* [Task prompt]: The records below are to be copied word for word, with every picture left out.

(Extracted data entries)
***

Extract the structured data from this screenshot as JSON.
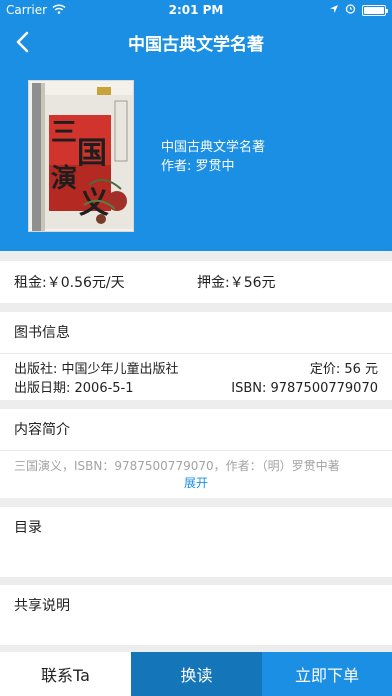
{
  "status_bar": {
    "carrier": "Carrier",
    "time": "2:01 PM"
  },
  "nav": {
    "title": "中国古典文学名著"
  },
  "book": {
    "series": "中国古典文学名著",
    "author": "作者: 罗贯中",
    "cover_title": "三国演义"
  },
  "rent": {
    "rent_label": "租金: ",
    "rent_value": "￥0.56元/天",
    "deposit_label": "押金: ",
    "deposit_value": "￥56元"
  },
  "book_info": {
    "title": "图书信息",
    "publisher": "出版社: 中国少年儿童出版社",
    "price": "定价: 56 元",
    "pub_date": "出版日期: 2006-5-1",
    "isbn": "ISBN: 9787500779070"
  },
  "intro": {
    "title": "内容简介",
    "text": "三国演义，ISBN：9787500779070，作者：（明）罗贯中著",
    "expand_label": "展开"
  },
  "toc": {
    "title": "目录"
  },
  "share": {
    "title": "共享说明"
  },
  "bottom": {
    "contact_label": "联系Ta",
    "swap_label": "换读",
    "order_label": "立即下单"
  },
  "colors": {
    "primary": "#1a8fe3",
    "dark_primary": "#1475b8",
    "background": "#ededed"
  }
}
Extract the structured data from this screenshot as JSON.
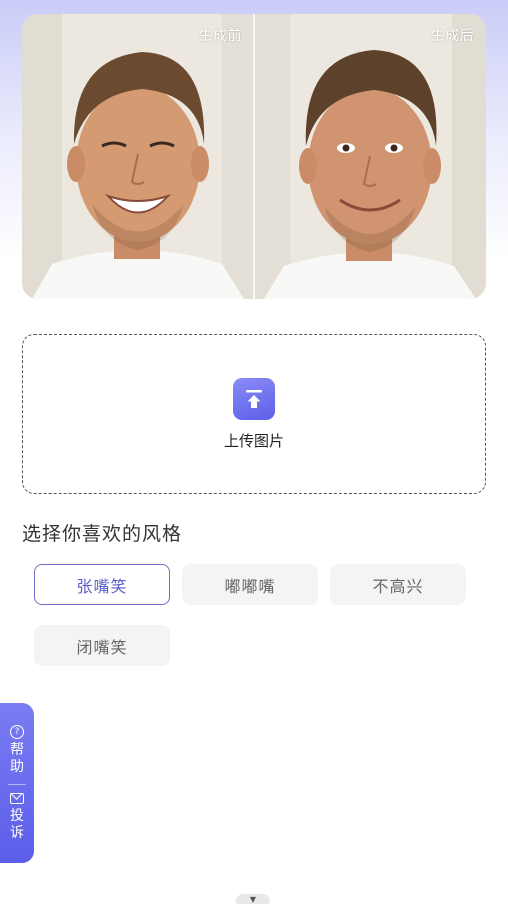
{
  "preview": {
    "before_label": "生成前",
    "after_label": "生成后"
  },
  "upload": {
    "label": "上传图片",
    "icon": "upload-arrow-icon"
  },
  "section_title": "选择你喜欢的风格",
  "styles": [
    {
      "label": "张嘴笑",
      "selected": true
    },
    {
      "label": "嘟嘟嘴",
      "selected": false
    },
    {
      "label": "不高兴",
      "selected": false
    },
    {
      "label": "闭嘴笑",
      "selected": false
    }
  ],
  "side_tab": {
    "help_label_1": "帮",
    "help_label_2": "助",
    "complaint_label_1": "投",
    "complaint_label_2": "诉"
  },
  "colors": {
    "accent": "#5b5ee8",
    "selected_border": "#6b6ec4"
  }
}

***

* [Result]:
Extract the structured data from this screenshot as JSON.
{
  "status_bar": {
    "carrier": "Carrier",
    "time": "2:01 PM"
  },
  "nav": {
    "title": "中国古典文学名著"
  },
  "book": {
    "series": "中国古典文学名著",
    "author": "作者: 罗贯中",
    "cover_title": "三国演义"
  },
  "rent": {
    "rent_label": "租金: ",
    "rent_value": "￥0.56元/天",
    "deposit_label": "押金: ",
    "deposit_value": "￥56元"
  },
  "book_info": {
    "title": "图书信息",
    "publisher": "出版社: 中国少年儿童出版社",
    "price": "定价: 56 元",
    "pub_date": "出版日期: 2006-5-1",
    "isbn": "ISBN: 9787500779070"
  },
  "intro": {
    "title": "内容简介",
    "text": "三国演义，ISBN：9787500779070，作者：（明）罗贯中著",
    "expand_label": "展开"
  },
  "toc": {
    "title": "目录"
  },
  "share": {
    "title": "共享说明"
  },
  "bottom": {
    "contact_label": "联系Ta",
    "swap_label": "换读",
    "order_label": "立即下单"
  },
  "colors": {
    "primary": "#1a8fe3",
    "dark_primary": "#1475b8",
    "background": "#ededed"
  }
}
Extract the structured data from this screenshot as JSON.
{
  "preview": {
    "before_label": "生成前",
    "after_label": "生成后"
  },
  "upload": {
    "label": "上传图片",
    "icon": "upload-arrow-icon"
  },
  "section_title": "选择你喜欢的风格",
  "styles": [
    {
      "label": "张嘴笑",
      "selected": true
    },
    {
      "label": "嘟嘟嘴",
      "selected": false
    },
    {
      "label": "不高兴",
      "selected": false
    },
    {
      "label": "闭嘴笑",
      "selected": false
    }
  ],
  "side_tab": {
    "help_label_1": "帮",
    "help_label_2": "助",
    "complaint_label_1": "投",
    "complaint_label_2": "诉"
  },
  "colors": {
    "accent": "#5b5ee8",
    "selected_border": "#6b6ec4"
  }
}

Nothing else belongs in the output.